>> start THE INPUT

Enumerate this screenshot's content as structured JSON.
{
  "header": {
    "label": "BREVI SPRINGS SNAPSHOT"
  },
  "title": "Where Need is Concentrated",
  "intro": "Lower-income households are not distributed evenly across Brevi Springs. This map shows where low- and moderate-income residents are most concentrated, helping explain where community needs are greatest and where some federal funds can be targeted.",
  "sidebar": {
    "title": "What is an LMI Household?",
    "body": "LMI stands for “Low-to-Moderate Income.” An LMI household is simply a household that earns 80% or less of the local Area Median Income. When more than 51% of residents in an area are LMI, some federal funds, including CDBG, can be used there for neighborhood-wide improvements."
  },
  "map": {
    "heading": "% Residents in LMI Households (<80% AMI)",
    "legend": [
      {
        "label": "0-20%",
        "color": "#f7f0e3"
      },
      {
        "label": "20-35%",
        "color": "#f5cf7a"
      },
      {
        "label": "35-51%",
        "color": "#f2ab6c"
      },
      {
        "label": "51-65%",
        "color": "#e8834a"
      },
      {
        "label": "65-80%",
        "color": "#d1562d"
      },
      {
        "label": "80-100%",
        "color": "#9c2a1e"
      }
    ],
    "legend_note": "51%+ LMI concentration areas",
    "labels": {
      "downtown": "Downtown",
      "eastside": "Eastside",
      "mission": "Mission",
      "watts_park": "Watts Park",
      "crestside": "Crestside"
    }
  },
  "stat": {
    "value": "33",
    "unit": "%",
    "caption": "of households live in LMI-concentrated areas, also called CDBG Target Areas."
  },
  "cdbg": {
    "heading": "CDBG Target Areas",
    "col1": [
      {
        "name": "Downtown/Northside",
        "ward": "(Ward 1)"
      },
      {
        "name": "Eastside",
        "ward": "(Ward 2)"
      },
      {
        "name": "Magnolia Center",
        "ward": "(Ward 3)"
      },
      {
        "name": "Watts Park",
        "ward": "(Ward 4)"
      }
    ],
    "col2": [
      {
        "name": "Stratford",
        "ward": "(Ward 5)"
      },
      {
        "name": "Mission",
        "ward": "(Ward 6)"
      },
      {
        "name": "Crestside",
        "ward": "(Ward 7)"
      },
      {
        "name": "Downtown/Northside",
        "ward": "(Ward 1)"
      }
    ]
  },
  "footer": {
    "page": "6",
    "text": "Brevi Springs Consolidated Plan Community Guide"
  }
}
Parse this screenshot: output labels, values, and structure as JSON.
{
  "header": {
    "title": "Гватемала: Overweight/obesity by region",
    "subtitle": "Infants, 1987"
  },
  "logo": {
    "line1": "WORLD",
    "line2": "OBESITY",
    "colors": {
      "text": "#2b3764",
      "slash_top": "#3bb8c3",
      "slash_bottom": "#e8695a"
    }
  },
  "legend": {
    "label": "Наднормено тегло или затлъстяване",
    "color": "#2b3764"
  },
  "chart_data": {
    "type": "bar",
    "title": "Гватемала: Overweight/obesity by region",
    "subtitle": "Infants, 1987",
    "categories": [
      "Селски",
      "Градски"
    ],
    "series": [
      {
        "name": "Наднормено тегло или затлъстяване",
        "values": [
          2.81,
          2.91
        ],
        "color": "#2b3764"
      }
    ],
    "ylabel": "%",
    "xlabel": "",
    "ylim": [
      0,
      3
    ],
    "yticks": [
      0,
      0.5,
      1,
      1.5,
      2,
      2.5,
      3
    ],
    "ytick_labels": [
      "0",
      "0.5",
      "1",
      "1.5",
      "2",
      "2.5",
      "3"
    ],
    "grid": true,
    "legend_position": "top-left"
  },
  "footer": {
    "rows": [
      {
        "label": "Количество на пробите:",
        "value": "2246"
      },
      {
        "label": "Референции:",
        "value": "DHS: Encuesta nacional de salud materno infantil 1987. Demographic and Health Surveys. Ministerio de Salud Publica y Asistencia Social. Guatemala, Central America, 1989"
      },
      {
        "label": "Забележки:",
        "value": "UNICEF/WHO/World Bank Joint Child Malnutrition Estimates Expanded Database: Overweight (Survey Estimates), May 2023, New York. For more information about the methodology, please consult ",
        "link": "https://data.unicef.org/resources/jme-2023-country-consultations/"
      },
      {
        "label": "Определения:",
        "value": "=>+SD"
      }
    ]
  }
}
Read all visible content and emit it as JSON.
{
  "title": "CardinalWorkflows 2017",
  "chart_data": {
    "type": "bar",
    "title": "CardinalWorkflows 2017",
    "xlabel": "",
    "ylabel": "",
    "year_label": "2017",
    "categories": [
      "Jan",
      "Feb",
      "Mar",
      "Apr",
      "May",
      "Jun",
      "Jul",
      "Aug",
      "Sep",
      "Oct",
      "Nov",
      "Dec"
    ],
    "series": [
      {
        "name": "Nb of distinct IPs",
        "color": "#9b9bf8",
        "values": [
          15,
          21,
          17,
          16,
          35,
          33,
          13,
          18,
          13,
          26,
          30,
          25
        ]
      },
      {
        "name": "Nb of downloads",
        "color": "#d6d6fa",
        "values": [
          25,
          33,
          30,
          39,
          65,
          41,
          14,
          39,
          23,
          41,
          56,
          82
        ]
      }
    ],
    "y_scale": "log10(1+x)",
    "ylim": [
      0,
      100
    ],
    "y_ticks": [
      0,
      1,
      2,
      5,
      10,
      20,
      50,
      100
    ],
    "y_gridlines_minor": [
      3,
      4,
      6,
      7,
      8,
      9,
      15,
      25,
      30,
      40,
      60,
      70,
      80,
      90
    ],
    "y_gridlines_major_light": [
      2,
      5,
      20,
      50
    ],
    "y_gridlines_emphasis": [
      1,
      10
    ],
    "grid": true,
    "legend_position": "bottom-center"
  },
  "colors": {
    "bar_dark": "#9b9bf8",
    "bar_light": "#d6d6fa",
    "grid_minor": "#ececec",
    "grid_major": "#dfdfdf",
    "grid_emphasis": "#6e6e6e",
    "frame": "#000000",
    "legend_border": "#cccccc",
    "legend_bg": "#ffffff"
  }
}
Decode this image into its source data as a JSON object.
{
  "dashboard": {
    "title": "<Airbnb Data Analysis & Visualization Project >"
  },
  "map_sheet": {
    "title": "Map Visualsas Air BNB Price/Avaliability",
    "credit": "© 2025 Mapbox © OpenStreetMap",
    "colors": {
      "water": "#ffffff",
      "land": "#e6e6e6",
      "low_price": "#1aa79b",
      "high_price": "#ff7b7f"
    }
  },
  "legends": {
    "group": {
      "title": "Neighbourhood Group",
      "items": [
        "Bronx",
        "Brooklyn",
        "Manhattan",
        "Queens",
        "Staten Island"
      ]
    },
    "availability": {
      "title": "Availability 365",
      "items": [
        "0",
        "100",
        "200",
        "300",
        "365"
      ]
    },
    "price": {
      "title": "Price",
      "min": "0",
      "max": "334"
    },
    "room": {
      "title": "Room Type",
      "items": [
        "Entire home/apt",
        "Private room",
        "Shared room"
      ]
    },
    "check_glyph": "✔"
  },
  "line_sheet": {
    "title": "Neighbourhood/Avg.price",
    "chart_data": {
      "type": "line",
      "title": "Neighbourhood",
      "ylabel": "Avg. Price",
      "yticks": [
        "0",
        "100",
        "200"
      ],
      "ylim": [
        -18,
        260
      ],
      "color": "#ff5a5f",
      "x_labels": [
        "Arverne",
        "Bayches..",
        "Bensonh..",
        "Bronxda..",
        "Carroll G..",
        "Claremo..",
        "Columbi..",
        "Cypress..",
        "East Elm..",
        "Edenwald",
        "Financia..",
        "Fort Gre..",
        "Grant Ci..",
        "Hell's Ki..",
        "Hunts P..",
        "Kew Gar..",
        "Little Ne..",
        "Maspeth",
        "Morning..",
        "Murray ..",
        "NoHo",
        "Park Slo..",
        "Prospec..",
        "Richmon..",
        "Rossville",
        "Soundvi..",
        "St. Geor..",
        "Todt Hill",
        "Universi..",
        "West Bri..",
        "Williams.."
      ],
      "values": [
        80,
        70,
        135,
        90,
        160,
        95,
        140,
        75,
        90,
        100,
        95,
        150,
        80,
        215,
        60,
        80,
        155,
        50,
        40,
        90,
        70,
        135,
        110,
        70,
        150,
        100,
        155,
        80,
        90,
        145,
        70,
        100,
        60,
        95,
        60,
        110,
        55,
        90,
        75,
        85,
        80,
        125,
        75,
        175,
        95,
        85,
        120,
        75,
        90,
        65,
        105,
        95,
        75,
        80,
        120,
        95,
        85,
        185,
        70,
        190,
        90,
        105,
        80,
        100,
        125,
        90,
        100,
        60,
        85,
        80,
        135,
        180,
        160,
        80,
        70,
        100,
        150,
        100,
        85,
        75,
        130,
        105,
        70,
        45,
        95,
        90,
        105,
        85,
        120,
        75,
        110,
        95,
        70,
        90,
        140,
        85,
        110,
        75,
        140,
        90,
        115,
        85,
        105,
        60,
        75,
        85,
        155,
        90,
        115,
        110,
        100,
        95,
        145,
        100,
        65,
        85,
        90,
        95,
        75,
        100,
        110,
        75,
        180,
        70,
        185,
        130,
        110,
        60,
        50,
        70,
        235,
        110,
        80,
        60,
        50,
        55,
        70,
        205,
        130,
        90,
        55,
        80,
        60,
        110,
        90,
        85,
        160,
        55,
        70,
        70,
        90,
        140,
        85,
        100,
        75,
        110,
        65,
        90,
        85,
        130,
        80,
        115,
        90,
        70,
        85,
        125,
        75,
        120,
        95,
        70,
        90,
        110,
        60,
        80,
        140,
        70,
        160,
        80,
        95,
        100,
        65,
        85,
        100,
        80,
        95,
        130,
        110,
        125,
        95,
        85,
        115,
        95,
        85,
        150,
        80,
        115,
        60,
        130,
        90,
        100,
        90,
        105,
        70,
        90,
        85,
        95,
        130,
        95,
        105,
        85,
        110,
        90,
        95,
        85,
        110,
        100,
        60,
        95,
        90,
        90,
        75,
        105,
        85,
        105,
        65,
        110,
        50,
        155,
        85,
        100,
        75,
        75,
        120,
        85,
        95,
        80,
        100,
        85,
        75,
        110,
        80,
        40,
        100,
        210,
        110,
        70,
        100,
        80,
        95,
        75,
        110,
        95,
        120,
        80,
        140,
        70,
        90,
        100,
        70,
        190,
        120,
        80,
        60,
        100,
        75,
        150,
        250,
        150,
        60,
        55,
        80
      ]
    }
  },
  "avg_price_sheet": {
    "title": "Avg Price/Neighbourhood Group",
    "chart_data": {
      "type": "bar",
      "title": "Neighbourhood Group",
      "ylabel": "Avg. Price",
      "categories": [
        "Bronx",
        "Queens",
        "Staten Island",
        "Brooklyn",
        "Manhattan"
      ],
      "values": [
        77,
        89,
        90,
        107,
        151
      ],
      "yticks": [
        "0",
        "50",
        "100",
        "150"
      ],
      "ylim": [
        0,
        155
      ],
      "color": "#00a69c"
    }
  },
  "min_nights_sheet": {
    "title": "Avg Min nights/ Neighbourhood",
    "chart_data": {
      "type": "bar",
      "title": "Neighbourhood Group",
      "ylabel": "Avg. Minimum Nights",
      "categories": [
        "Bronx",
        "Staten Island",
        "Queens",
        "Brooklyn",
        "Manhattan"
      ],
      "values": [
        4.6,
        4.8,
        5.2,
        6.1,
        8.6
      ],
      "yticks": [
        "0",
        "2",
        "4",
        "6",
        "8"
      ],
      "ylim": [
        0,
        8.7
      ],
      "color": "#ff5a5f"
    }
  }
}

>> end THE INPUT

[GOAL OF THE EXERCISE] Show every line of the records above that contains the word "ylabel".

[FINAL ANSWER]
    "ylabel": "%",
    "ylabel": "",
      "ylabel": "Avg. Price",
      "ylabel": "Avg. Price",
      "ylabel": "Avg. Minimum Nights",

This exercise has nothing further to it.